Assignment >>
Where does the word "JSON" show up in the records? Copy every line that has it.
__________________________________________________
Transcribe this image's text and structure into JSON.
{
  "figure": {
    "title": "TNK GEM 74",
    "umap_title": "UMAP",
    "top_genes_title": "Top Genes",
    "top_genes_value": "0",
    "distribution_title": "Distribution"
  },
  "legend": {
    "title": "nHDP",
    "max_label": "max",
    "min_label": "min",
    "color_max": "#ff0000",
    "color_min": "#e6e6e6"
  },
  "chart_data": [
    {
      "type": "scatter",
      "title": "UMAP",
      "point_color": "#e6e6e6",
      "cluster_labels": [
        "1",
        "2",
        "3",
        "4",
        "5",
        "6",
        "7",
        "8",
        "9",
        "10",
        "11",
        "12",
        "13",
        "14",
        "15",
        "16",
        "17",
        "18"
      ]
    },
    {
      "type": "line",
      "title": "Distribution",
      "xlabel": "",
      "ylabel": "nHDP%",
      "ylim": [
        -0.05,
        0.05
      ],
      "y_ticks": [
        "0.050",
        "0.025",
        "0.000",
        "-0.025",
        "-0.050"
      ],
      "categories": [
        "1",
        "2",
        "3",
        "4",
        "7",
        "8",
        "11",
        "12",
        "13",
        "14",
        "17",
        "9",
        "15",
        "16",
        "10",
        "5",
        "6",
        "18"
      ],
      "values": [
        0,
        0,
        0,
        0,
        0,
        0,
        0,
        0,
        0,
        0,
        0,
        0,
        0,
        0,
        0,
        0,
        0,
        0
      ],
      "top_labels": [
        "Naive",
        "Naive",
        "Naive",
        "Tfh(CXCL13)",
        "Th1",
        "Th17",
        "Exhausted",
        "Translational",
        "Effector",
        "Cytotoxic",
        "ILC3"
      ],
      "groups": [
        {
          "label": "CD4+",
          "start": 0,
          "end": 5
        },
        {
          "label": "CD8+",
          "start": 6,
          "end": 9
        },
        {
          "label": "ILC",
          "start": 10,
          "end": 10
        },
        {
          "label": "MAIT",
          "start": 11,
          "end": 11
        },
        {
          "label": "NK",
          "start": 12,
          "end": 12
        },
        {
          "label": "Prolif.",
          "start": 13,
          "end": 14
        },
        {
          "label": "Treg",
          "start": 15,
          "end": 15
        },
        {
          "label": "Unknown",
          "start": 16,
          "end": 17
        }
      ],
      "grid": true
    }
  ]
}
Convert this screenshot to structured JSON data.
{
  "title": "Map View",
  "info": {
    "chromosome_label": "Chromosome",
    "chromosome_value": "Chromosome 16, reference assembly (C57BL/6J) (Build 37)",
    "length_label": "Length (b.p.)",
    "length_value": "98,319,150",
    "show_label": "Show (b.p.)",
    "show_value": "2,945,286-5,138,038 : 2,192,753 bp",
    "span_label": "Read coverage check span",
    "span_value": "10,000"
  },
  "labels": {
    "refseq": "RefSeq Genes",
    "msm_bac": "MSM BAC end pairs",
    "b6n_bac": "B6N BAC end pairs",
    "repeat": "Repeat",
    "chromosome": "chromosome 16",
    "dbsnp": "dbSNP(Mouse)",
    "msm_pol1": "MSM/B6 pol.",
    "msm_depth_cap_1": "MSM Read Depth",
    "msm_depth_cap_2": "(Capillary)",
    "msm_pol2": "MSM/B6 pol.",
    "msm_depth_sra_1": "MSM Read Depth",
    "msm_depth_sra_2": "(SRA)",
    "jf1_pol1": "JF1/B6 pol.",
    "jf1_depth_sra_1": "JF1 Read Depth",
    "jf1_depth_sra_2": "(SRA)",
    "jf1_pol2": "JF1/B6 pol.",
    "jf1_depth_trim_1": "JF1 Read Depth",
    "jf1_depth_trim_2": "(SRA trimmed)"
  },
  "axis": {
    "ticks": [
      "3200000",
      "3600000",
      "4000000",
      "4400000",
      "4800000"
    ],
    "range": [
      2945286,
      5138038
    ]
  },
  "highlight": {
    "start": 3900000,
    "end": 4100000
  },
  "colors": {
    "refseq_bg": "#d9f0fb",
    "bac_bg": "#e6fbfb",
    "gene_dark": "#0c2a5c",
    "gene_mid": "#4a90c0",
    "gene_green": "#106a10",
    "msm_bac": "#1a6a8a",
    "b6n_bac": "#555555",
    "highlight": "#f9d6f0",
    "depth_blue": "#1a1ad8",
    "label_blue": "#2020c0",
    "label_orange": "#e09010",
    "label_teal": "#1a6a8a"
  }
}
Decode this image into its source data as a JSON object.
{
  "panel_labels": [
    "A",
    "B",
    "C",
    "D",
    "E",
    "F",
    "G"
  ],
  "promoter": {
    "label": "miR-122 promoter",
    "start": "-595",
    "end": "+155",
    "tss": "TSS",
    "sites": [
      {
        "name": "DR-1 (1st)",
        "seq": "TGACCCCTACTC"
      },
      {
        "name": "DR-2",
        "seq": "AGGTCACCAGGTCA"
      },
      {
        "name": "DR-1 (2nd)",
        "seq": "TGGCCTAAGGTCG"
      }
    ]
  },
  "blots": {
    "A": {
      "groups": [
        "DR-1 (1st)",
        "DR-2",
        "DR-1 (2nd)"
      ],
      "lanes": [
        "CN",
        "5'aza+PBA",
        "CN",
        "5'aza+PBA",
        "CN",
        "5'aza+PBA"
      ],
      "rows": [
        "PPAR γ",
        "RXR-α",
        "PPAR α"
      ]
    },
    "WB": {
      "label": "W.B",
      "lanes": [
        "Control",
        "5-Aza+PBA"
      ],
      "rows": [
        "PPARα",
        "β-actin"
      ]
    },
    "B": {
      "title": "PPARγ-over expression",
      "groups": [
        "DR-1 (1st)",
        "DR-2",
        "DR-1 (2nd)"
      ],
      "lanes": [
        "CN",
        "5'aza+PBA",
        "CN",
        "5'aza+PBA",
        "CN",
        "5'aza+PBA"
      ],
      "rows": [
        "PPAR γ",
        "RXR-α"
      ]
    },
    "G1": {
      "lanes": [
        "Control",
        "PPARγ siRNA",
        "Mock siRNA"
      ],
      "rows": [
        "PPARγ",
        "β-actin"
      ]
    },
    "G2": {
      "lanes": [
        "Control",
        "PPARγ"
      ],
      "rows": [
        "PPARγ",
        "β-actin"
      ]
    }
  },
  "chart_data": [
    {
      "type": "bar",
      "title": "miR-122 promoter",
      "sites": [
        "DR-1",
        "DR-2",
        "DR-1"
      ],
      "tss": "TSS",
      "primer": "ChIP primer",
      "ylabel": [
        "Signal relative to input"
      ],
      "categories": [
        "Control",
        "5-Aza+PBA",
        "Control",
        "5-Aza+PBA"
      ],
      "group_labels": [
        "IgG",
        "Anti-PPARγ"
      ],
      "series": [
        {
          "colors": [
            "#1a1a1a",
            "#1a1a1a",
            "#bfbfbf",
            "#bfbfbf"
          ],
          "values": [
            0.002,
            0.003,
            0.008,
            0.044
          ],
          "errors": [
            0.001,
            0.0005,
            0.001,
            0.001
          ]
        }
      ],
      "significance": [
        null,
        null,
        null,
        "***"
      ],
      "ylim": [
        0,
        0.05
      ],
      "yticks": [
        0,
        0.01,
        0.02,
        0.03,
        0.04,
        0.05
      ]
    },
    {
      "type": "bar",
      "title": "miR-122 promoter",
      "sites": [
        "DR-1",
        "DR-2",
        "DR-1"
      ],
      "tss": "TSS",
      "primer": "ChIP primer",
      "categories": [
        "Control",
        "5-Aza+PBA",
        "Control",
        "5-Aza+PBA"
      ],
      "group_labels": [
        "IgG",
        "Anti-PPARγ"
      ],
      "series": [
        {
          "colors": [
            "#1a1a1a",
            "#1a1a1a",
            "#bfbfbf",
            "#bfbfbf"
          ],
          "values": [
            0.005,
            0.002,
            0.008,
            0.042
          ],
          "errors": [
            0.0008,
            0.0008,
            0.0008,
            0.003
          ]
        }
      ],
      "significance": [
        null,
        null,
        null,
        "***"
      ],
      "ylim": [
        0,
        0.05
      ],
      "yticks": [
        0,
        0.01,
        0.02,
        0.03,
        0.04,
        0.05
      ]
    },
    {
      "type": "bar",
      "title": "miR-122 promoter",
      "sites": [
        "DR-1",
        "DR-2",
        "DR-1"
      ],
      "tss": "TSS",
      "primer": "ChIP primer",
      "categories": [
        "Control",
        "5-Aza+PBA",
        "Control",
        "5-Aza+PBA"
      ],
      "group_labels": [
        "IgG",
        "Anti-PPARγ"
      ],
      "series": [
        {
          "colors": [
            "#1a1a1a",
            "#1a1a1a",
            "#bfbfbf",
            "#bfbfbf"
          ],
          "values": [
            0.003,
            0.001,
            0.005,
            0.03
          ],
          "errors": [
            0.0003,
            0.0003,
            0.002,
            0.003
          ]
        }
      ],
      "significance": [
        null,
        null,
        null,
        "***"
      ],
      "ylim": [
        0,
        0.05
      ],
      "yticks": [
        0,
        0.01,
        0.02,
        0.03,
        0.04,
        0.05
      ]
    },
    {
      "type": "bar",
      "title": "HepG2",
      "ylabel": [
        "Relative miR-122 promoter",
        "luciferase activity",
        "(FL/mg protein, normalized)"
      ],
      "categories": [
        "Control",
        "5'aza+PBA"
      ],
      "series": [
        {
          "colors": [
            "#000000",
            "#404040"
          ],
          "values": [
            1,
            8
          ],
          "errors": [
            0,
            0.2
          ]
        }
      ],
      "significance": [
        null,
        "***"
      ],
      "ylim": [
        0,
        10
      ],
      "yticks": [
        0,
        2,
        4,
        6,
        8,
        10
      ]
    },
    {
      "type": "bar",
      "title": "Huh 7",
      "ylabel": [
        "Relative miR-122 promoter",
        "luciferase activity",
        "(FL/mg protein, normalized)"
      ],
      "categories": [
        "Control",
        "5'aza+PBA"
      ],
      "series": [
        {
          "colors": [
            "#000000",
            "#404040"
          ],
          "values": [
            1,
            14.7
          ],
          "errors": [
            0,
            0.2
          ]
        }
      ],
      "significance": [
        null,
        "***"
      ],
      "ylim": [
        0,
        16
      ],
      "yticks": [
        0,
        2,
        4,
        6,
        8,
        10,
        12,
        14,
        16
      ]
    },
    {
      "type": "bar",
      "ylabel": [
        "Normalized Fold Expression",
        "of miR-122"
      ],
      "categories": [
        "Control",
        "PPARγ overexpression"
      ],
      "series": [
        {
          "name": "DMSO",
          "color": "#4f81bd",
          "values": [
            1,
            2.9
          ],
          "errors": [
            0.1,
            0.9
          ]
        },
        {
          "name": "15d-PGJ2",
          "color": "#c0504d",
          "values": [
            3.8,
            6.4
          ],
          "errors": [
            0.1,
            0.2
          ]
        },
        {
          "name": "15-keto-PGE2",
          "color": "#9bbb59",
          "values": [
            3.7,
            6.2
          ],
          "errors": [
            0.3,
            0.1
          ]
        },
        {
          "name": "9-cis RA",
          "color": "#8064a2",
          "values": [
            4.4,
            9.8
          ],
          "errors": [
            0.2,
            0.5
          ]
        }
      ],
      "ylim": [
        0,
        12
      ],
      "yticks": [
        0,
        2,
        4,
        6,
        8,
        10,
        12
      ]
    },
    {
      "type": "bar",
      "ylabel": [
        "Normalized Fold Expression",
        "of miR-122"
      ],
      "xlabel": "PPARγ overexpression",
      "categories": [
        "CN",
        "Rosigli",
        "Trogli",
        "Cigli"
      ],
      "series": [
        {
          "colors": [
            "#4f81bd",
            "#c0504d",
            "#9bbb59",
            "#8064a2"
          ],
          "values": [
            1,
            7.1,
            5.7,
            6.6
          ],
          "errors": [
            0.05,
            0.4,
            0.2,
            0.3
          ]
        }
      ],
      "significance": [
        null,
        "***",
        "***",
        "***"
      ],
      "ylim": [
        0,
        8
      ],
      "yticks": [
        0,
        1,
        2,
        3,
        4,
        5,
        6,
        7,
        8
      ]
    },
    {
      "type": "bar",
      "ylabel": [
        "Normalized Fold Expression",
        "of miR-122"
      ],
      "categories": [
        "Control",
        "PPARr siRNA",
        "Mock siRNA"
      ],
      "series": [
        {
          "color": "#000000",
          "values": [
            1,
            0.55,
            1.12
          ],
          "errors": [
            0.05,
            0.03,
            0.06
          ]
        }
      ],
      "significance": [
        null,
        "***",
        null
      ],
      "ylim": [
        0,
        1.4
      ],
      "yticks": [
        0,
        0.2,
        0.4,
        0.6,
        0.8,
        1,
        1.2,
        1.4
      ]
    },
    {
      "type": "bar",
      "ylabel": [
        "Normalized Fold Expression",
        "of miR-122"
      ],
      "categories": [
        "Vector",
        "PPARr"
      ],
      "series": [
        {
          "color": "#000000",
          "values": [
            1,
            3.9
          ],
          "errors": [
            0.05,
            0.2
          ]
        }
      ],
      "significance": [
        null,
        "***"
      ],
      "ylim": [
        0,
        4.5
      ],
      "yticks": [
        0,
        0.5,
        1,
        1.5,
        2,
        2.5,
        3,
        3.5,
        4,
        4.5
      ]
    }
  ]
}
__________________________________________________
Result >>
Transcribe this image's text and structure into JSON.
Convert this screenshot to structured JSON data.
Decode this image into its source data as a JSON object.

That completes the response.